WHAT IS BEING ASKED: Transcribe the data in full and exactly, omitting any pictures.

---+---

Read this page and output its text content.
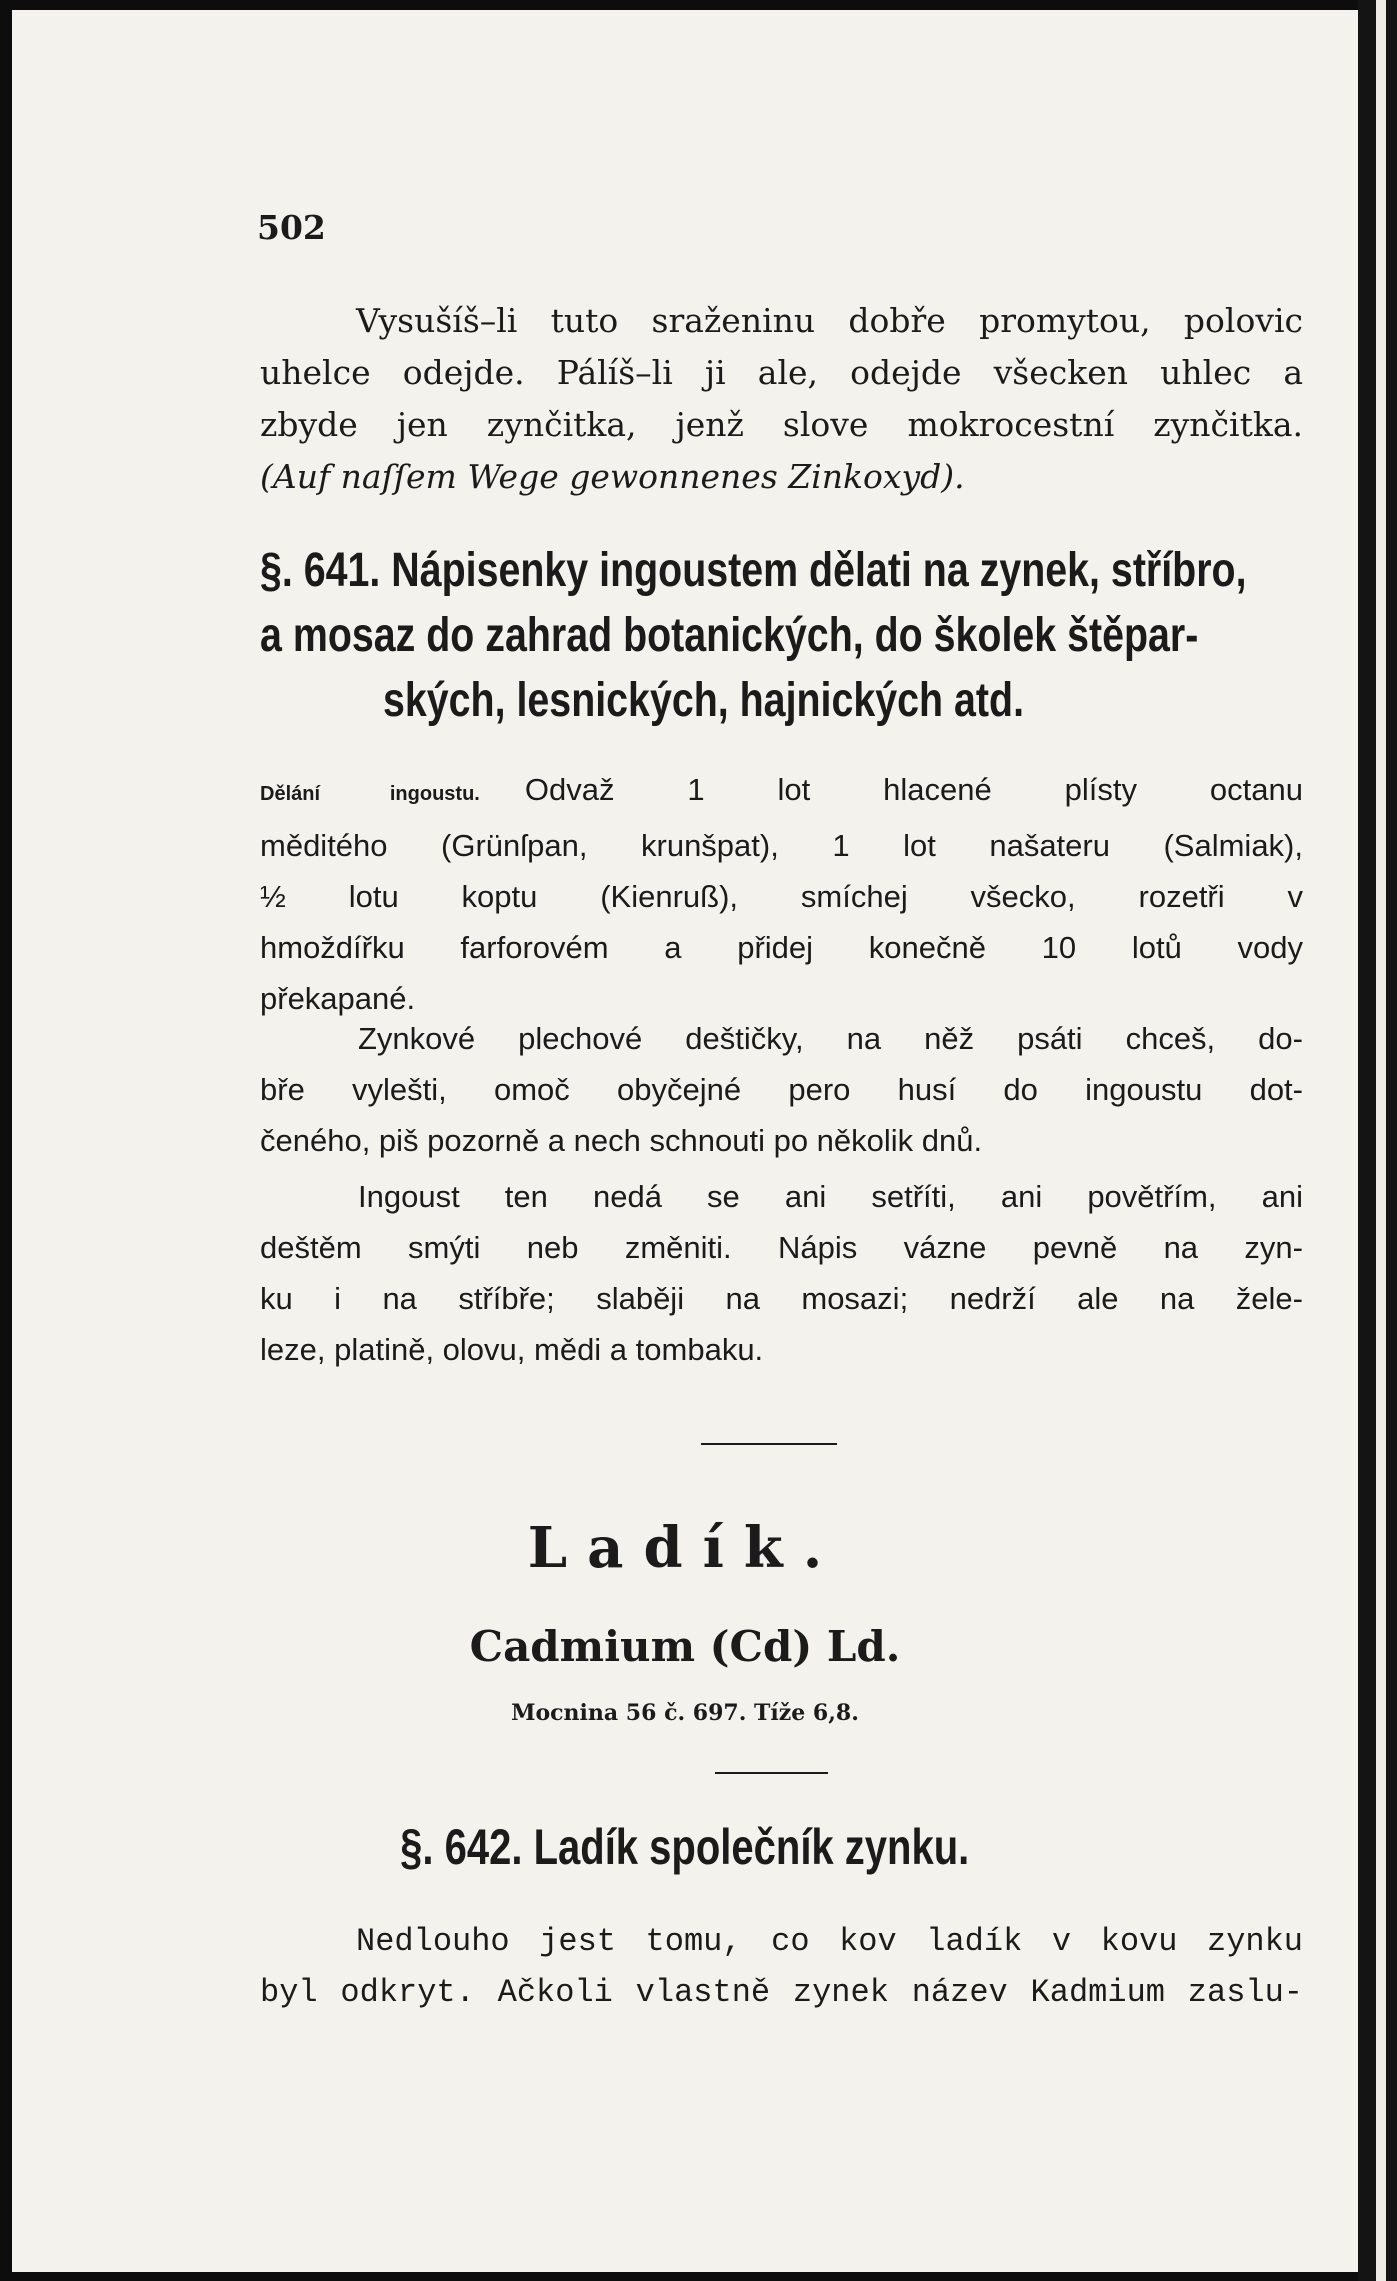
502
Vysušíš–li tuto sraženinu dobře promytou, polovic
uhelce odejde. Pálíš–li ji ale, odejde všecken uhlec a
zbyde jen zynčitka, jenž slove mokrocestní zynčitka.
(Auf naſſem Wege gewonnenes Zinkoxyd).
§. 641. Nápisenky ingoustem dělati na zynek, stříbro,
a mosaz do zahrad botanických, do školek štěpar-
ských, lesnických, hajnických atd.
Dělání ingoustu. Odvaž 1 lot hlacené plísty octanu
měditého (Grünſpan, krunšpat), 1 lot našateru (Salmiak),
½ lotu koptu (Kienruß), smíchej všecko, rozetři v
hmoždířku farforovém a přidej konečně 10 lotů vody
překapané.
Zynkové plechové deštičky, na něž psáti chceš, do-
bře vylešti, omoč obyčejné pero husí do ingoustu dot-
čeného, piš pozorně a nech schnouti po několik dnů.
Ingoust ten nedá se ani setříti, ani povětřím, ani
deštěm smýti neb změniti. Nápis vázne pevně na zyn-
ku i na stříbře; slaběji na mosazi; nedrží ale na žele-
leze, platině, olovu, mědi a tombaku.
Ladík.
Cadmium (Cd) Ld.
Mocnina 56 č. 697. Tíže 6,8.
§. 642. Ladík společník zynku.
Nedlouho jest tomu, co kov ladík v kovu zynku
byl odkryt. Ačkoli vlastně zynek název Kadmium zaslu-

---+---

WORKED SOLUTION:
Read this page and output its text content.
502
Vysušíš–li tuto sraženinu dobře promytou, polovic
uhelce odejde. Pálíš–li ji ale, odejde všecken uhlec a
zbyde jen zynčitka, jenž slove mokrocestní zynčitka.
(Auf naſſem Wege gewonnenes Zinkoxyd).
§. 641. Nápisenky ingoustem dělati na zynek, stříbro,
a mosaz do zahrad botanických, do školek štěpar-
ských, lesnických, hajnických atd.
Dělání ingoustu. Odvaž 1 lot hlacené plísty octanu
měditého (Grünſpan, krunšpat), 1 lot našateru (Salmiak),
½ lotu koptu (Kienruß), smíchej všecko, rozetři v
hmoždířku farforovém a přidej konečně 10 lotů vody
překapané.
Zynkové plechové deštičky, na něž psáti chceš, do-
bře vylešti, omoč obyčejné pero husí do ingoustu dot-
čeného, piš pozorně a nech schnouti po několik dnů.
Ingoust ten nedá se ani setříti, ani povětřím, ani
deštěm smýti neb změniti. Nápis vázne pevně na zyn-
ku i na stříbře; slaběji na mosazi; nedrží ale na žele-
leze, platině, olovu, mědi a tombaku.
Ladík.
Cadmium (Cd) Ld.
Mocnina 56 č. 697. Tíže 6,8.
§. 642. Ladík společník zynku.
Nedlouho jest tomu, co kov ladík v kovu zynku
byl odkryt. Ačkoli vlastně zynek název Kadmium zaslu-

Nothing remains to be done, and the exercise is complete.